# Selected text
** START **

The data comes from [kaggle](https://www.kaggle.com/datasets/pablohfreitas/all-premier-league-matches-20102021).

In [None]:
#  not sure if that will be necessary, but just in case
features_dictionary = (
    pd.read_csv(
        "../data/input/data_dictionary.txt", sep=":", skipinitialspace=True, header=None
    )
    .applymap(lambda x: x.strip())
    .set_index(0)
    .to_dict()[1]
)

In [None]:
premiership_data = (
    pd.read_csv(
        "../data/input/df_full_premierleague.csv", index_col=0, parse_dates=["date"]
    )
    .drop(columns=["link_match"])  # unnecessary
    .sort_values(["season", "date"])
)

In [None]:
premiership_data.head()

In [None]:
premiership_data.shape

## Data pre-processing

Since we are looking for predictions for **future** matches, we need to stick only to variables that relate to the past performances of a given team. Hence, we will not be using features that apply to the current match. 

In [None]:
X_fields = [
    k for k, v in features_dictionary.items() if "accumulated until the last match" in v
]
technical_fields = [
    "season",
    "date",
    "home_team",
    "away_team",
    "result_full",
    "result_ht",
]

In [None]:
premiership_data = pd.concat(
    [
        premiership_data[technical_fields].reset_index(drop=True),
        premiership_data[X_fields].reset_index(drop=True),
    ],
    axis=1,
)

Now, we want to make sure that we will be using only the data that has ALL the features that we want to utilize. The features we are oriented at are aggregations and there is no value for them if a team plays their first home or away match during given season. So we will discard all the matches where this data is unavailable. In most cases, those will two first matches during the season (one home and one away). On rare occasions, it may happen that more matches will be discarded, since it is theoretically possible that the first two (or more) games of a given team were home- or away-only matches.

** END **

# Supplied information
** START **

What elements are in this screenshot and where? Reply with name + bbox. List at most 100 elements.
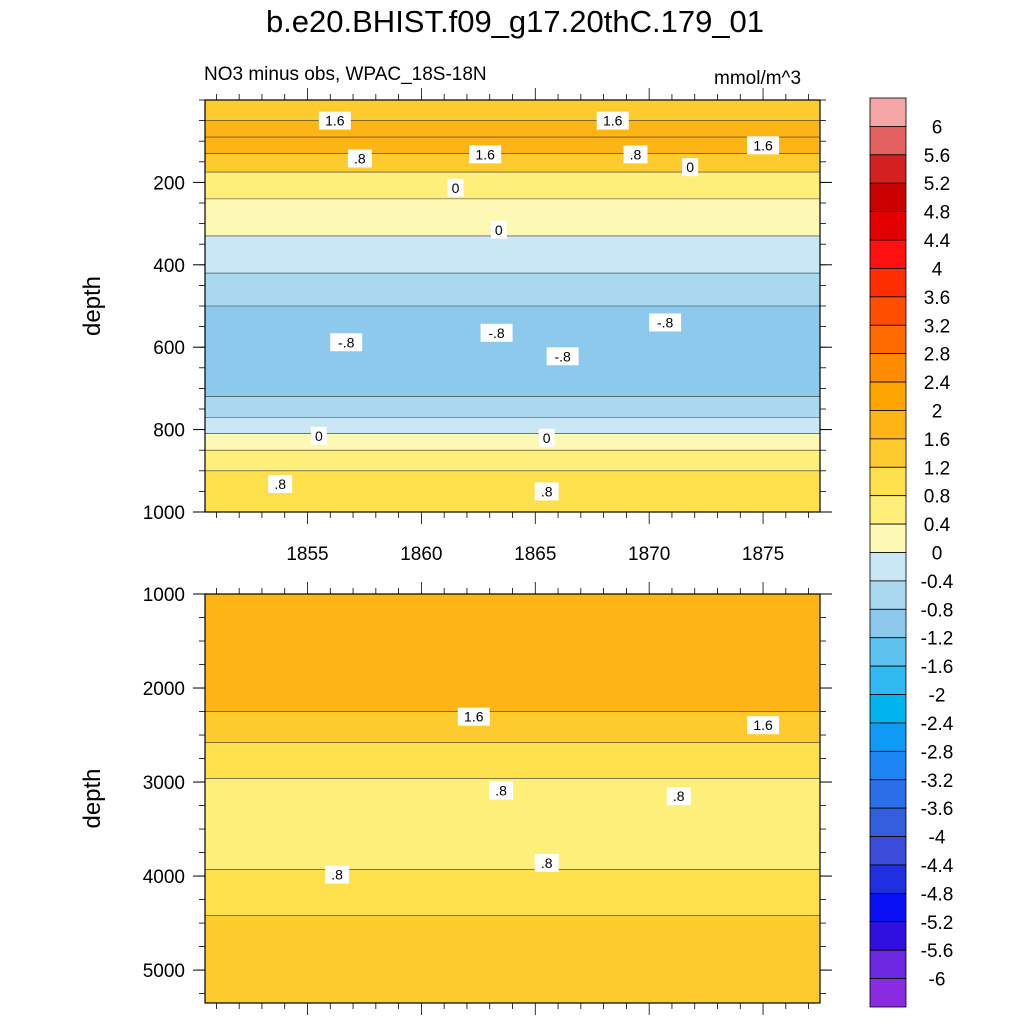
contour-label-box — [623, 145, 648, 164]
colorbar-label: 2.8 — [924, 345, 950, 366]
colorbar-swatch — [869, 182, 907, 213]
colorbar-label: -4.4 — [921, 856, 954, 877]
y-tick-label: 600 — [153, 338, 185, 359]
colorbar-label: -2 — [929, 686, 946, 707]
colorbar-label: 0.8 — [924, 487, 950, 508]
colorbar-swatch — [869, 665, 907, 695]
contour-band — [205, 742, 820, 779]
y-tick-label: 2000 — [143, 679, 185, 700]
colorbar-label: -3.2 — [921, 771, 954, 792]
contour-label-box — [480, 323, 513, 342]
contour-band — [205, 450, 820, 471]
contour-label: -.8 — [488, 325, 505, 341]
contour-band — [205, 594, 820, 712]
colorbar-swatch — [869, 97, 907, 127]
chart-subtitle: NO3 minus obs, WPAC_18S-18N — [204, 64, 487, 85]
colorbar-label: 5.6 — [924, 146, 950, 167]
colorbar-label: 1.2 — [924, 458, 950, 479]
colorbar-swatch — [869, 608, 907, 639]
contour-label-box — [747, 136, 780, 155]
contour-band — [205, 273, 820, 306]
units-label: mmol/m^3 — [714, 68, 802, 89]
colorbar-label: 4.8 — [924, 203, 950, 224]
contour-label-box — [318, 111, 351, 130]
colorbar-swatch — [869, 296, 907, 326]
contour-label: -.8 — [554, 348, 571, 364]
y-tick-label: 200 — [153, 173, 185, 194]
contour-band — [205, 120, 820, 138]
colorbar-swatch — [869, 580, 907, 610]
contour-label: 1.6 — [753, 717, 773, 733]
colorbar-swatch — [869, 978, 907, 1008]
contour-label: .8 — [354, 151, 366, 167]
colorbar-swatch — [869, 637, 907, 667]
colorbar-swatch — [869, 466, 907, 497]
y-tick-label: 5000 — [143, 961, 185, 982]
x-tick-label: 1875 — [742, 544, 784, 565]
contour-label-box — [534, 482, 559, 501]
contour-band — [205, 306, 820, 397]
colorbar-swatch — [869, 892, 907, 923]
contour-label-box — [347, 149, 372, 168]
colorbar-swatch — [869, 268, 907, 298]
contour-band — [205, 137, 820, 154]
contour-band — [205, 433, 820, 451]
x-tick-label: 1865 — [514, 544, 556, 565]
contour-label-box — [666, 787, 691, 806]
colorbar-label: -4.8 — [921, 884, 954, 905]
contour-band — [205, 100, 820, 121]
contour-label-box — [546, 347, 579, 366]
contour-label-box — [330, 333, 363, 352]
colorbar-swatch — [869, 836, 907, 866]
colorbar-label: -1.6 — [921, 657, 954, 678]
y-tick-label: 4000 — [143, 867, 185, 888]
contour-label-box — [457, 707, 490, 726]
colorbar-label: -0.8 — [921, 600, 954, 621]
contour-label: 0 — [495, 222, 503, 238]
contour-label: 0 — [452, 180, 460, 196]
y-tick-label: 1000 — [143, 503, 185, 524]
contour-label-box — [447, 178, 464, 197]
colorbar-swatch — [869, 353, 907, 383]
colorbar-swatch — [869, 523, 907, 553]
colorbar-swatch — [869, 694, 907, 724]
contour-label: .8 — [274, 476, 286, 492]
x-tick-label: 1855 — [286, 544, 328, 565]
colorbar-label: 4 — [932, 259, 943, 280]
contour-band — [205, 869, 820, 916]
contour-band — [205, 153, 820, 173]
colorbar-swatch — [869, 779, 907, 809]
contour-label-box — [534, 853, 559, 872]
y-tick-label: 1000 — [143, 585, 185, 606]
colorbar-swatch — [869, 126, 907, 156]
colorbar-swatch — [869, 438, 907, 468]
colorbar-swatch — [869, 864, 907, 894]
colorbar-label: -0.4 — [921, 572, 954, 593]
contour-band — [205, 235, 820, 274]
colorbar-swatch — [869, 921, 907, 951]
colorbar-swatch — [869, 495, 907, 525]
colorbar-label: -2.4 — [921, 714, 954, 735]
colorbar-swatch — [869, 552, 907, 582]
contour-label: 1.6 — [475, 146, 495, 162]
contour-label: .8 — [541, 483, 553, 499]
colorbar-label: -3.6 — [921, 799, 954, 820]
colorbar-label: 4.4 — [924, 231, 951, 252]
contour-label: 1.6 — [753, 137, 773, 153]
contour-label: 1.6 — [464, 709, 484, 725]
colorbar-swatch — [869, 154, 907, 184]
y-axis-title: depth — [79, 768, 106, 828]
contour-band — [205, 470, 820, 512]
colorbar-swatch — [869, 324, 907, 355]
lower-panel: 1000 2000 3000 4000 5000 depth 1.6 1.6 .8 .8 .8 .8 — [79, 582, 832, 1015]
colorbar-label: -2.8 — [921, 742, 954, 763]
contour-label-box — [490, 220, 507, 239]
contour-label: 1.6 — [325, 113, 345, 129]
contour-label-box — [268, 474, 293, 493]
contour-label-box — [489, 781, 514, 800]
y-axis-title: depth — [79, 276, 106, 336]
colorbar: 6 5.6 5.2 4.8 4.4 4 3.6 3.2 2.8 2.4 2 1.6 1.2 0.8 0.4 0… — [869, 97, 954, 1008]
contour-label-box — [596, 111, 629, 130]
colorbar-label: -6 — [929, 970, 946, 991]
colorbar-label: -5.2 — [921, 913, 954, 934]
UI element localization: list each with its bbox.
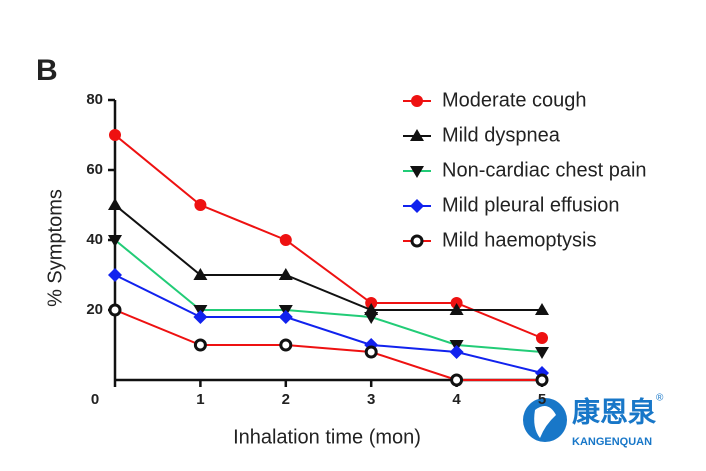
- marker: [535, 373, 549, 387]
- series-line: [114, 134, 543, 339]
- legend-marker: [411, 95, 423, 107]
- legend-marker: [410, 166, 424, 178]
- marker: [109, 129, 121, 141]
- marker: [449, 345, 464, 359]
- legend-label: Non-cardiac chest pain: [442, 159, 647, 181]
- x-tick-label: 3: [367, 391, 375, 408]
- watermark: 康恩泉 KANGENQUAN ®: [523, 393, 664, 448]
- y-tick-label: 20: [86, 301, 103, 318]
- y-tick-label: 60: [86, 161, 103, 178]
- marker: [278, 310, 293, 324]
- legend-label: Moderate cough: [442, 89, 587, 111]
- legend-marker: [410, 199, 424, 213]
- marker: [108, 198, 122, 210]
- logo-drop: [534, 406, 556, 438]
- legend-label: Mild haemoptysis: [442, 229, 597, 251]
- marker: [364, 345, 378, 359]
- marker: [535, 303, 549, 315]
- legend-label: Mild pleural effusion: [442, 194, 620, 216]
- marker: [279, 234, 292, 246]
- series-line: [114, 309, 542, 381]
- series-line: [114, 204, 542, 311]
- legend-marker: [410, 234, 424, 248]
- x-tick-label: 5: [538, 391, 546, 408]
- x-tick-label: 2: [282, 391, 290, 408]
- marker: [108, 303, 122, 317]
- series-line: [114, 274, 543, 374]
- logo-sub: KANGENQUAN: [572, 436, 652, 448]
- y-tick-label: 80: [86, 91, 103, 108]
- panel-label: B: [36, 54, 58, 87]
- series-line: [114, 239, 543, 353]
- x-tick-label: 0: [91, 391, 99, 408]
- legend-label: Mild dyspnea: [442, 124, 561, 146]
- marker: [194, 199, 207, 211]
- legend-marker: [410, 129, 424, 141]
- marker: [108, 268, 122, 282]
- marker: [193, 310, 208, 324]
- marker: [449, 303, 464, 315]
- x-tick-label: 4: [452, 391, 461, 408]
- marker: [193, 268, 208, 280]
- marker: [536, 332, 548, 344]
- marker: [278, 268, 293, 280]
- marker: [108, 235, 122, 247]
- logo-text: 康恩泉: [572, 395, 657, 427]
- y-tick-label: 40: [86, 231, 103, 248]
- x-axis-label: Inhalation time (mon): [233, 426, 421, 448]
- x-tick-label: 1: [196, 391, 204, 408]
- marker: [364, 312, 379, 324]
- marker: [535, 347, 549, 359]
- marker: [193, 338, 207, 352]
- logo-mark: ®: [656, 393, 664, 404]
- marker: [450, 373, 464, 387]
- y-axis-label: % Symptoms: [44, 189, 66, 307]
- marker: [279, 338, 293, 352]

** END **

# Your objective
Please copy the notebook text from the words "## Data pre-processing" through "the current match.", replacing "predictions" with "forecasts". Rely on the notebook text alone, not on the items.

# Exercise solution
## Data pre-processing

Since we are looking for forecasts for **future** matches, we need to stick only to variables that relate to the past performances of a given team. Hence, we will not be using features that apply to the current match.